*Directions*: All of the data that follows should be retyped exactly, please, except the pictures.

*Material*:
####################

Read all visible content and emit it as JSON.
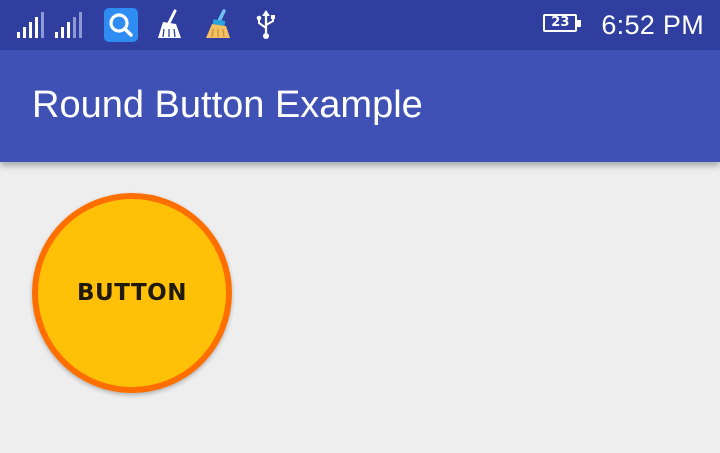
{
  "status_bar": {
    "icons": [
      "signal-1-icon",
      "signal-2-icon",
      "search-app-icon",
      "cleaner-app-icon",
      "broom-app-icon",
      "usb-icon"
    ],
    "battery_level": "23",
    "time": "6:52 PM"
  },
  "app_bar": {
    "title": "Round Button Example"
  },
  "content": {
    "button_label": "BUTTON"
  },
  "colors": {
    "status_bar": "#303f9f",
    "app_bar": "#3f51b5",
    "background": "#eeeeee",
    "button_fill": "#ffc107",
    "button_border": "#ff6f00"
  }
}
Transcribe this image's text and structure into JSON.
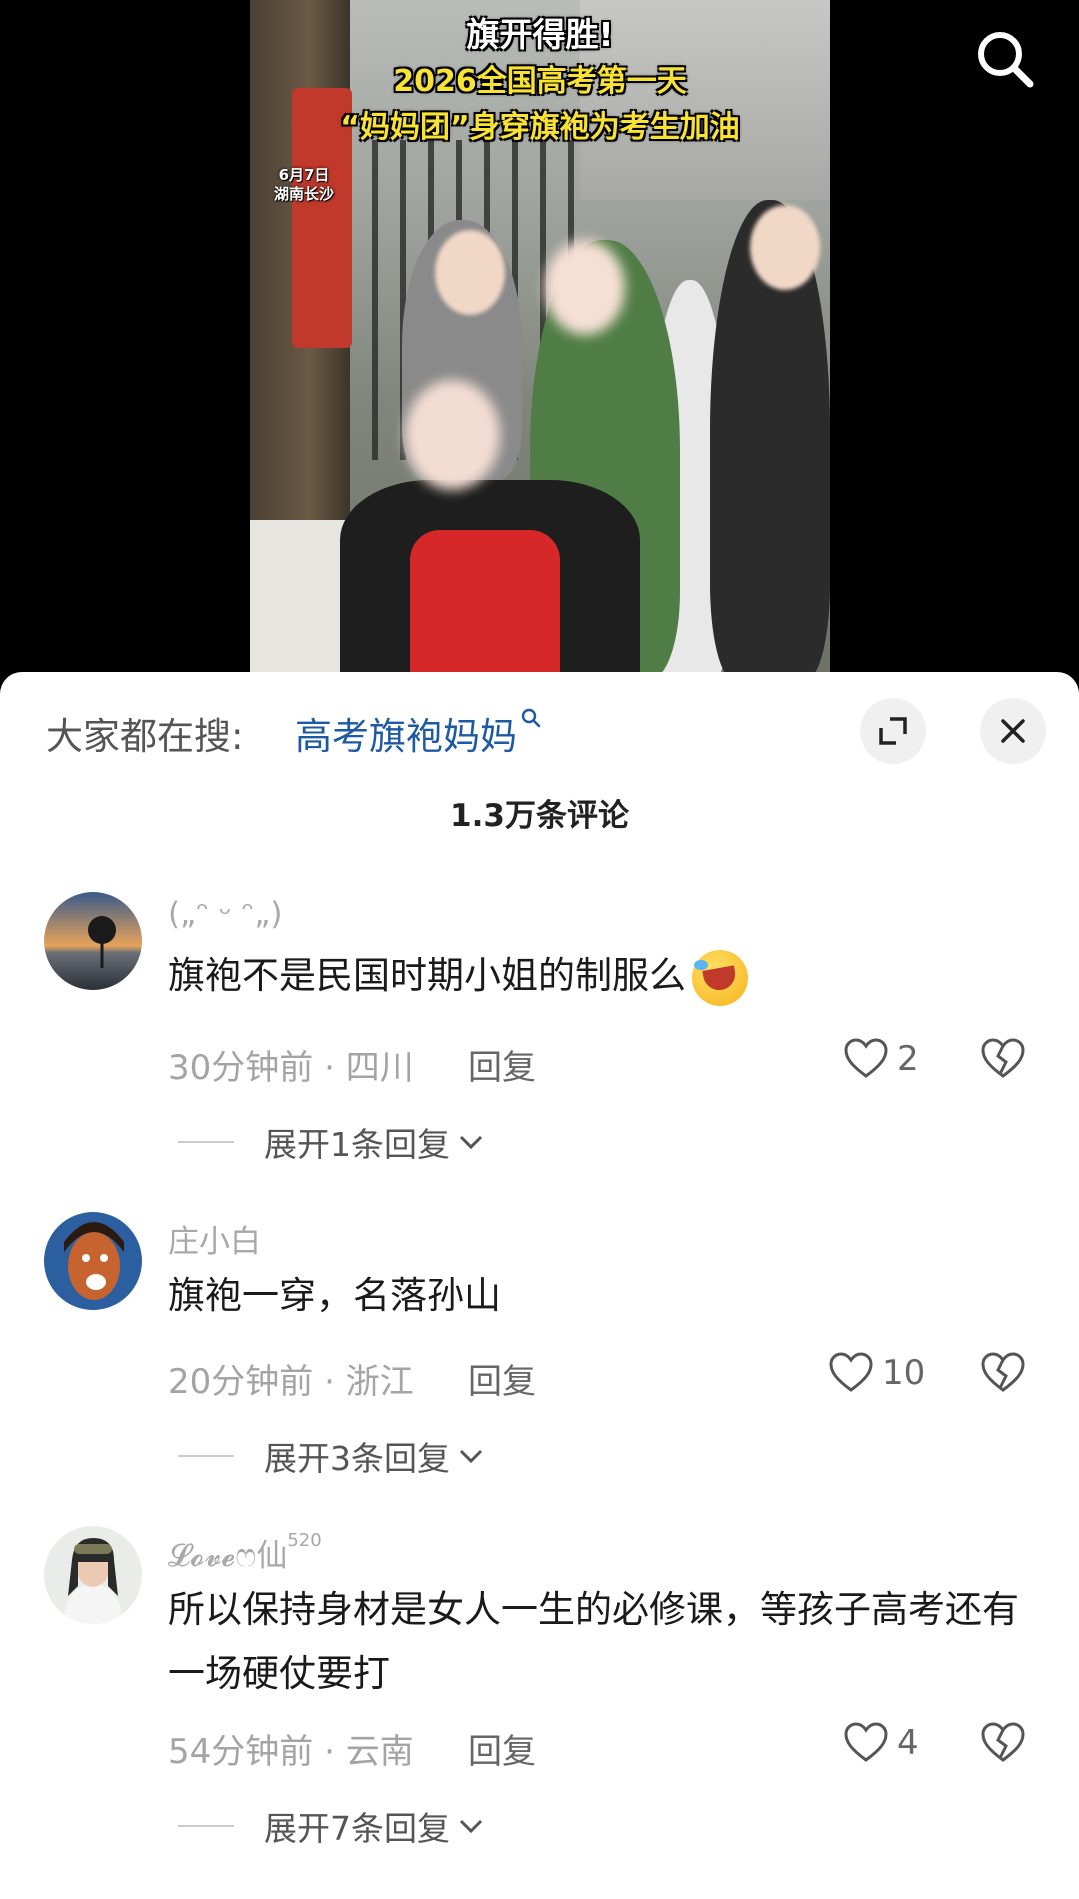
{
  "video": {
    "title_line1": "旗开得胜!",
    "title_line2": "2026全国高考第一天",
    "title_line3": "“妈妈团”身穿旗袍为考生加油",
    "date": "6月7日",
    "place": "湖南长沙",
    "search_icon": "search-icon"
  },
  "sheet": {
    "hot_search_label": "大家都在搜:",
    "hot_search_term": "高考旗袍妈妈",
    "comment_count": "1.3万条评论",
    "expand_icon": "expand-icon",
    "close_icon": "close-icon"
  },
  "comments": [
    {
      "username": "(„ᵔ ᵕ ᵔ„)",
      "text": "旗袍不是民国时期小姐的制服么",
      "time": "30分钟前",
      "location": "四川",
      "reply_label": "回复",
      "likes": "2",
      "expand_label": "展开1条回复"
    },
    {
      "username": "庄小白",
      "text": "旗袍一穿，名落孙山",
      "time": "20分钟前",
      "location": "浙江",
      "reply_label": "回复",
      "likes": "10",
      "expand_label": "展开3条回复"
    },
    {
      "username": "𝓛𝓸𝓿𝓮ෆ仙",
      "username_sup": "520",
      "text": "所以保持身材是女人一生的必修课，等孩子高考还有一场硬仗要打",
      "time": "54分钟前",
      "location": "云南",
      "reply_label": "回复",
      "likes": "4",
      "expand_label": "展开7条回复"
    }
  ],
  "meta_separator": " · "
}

####################

*Correct output*:
Read all visible content and emit it as JSON.
{
  "status_bar": {
    "icons": [
      "signal-1-icon",
      "signal-2-icon",
      "search-app-icon",
      "cleaner-app-icon",
      "broom-app-icon",
      "usb-icon"
    ],
    "battery_level": "23",
    "time": "6:52 PM"
  },
  "app_bar": {
    "title": "Round Button Example"
  },
  "content": {
    "button_label": "BUTTON"
  },
  "colors": {
    "status_bar": "#303f9f",
    "app_bar": "#3f51b5",
    "background": "#eeeeee",
    "button_fill": "#ffc107",
    "button_border": "#ff6f00"
  }
}
Transcribe this image's text and structure into JSON.
{
  "video": {
    "title_line1": "旗开得胜!",
    "title_line2": "2026全国高考第一天",
    "title_line3": "“妈妈团”身穿旗袍为考生加油",
    "date": "6月7日",
    "place": "湖南长沙",
    "search_icon": "search-icon"
  },
  "sheet": {
    "hot_search_label": "大家都在搜:",
    "hot_search_term": "高考旗袍妈妈",
    "comment_count": "1.3万条评论",
    "expand_icon": "expand-icon",
    "close_icon": "close-icon"
  },
  "comments": [
    {
      "username": "(„ᵔ ᵕ ᵔ„)",
      "text": "旗袍不是民国时期小姐的制服么",
      "time": "30分钟前",
      "location": "四川",
      "reply_label": "回复",
      "likes": "2",
      "expand_label": "展开1条回复"
    },
    {
      "username": "庄小白",
      "text": "旗袍一穿，名落孙山",
      "time": "20分钟前",
      "location": "浙江",
      "reply_label": "回复",
      "likes": "10",
      "expand_label": "展开3条回复"
    },
    {
      "username": "𝓛𝓸𝓿𝓮ෆ仙",
      "username_sup": "520",
      "text": "所以保持身材是女人一生的必修课，等孩子高考还有一场硬仗要打",
      "time": "54分钟前",
      "location": "云南",
      "reply_label": "回复",
      "likes": "4",
      "expand_label": "展开7条回复"
    }
  ],
  "meta_separator": " · "
}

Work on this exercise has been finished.